= REQUIREMENT =
Render the material again word for word, skipping the pictures in it.

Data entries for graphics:
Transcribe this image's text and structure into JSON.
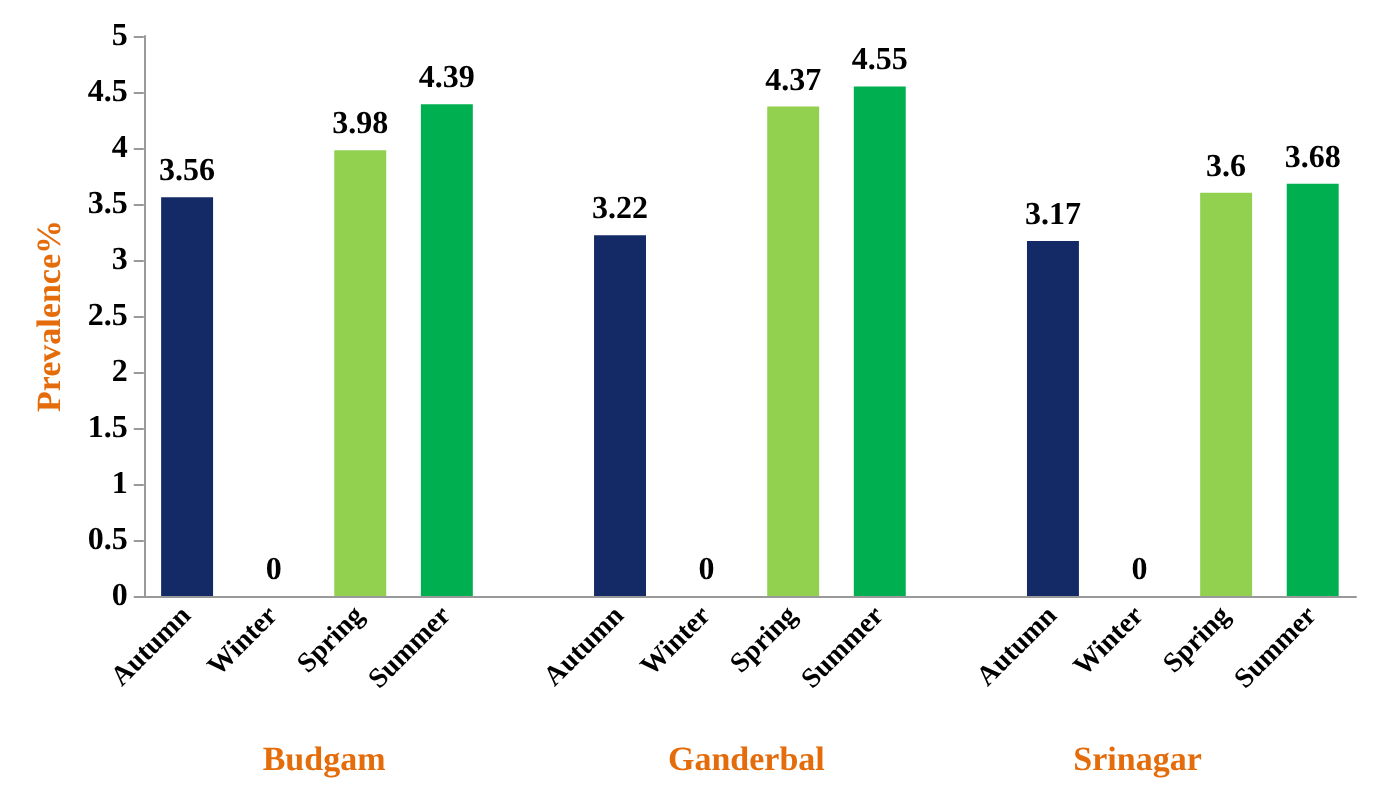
{
  "chart_data": {
    "type": "bar",
    "ylabel": "Prevalence%",
    "categories": [
      "Autumn",
      "Winter",
      "Spring",
      "Summer",
      null,
      "Autumn",
      "Winter",
      "Spring",
      "Summer",
      null,
      "Autumn",
      "Winter",
      "Spring",
      "Summer"
    ],
    "values": [
      3.56,
      0,
      3.98,
      4.39,
      null,
      3.22,
      0,
      4.37,
      4.55,
      null,
      3.17,
      0,
      3.6,
      3.68
    ],
    "colors": [
      "#142a66",
      "#142a66",
      "#92d050",
      "#00b050",
      "#142a66",
      "#142a66",
      "#142a66",
      "#92d050",
      "#00b050",
      "#142a66",
      "#142a66",
      "#142a66",
      "#92d050",
      "#00b050"
    ],
    "ylim": [
      0,
      5
    ],
    "yticks": [
      0,
      0.5,
      1,
      1.5,
      2,
      2.5,
      3,
      3.5,
      4,
      4.5,
      5
    ],
    "data_labels": true,
    "grid": false,
    "annotations": [
      "Budgam",
      "Ganderbal",
      "Srinagar"
    ]
  }
}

= REPLY TO THE TASK =
Transcribe this image's text and structure into JSON.
{
  "chart_data": {
    "type": "bar",
    "ylabel": "Prevalence%",
    "categories": [
      "Autumn",
      "Winter",
      "Spring",
      "Summer",
      null,
      "Autumn",
      "Winter",
      "Spring",
      "Summer",
      null,
      "Autumn",
      "Winter",
      "Spring",
      "Summer"
    ],
    "values": [
      3.56,
      0,
      3.98,
      4.39,
      null,
      3.22,
      0,
      4.37,
      4.55,
      null,
      3.17,
      0,
      3.6,
      3.68
    ],
    "colors": [
      "#142a66",
      "#142a66",
      "#92d050",
      "#00b050",
      "#142a66",
      "#142a66",
      "#142a66",
      "#92d050",
      "#00b050",
      "#142a66",
      "#142a66",
      "#142a66",
      "#92d050",
      "#00b050"
    ],
    "ylim": [
      0,
      5
    ],
    "yticks": [
      0,
      0.5,
      1,
      1.5,
      2,
      2.5,
      3,
      3.5,
      4,
      4.5,
      5
    ],
    "data_labels": true,
    "grid": false,
    "annotations": [
      "Budgam",
      "Ganderbal",
      "Srinagar"
    ]
  }
}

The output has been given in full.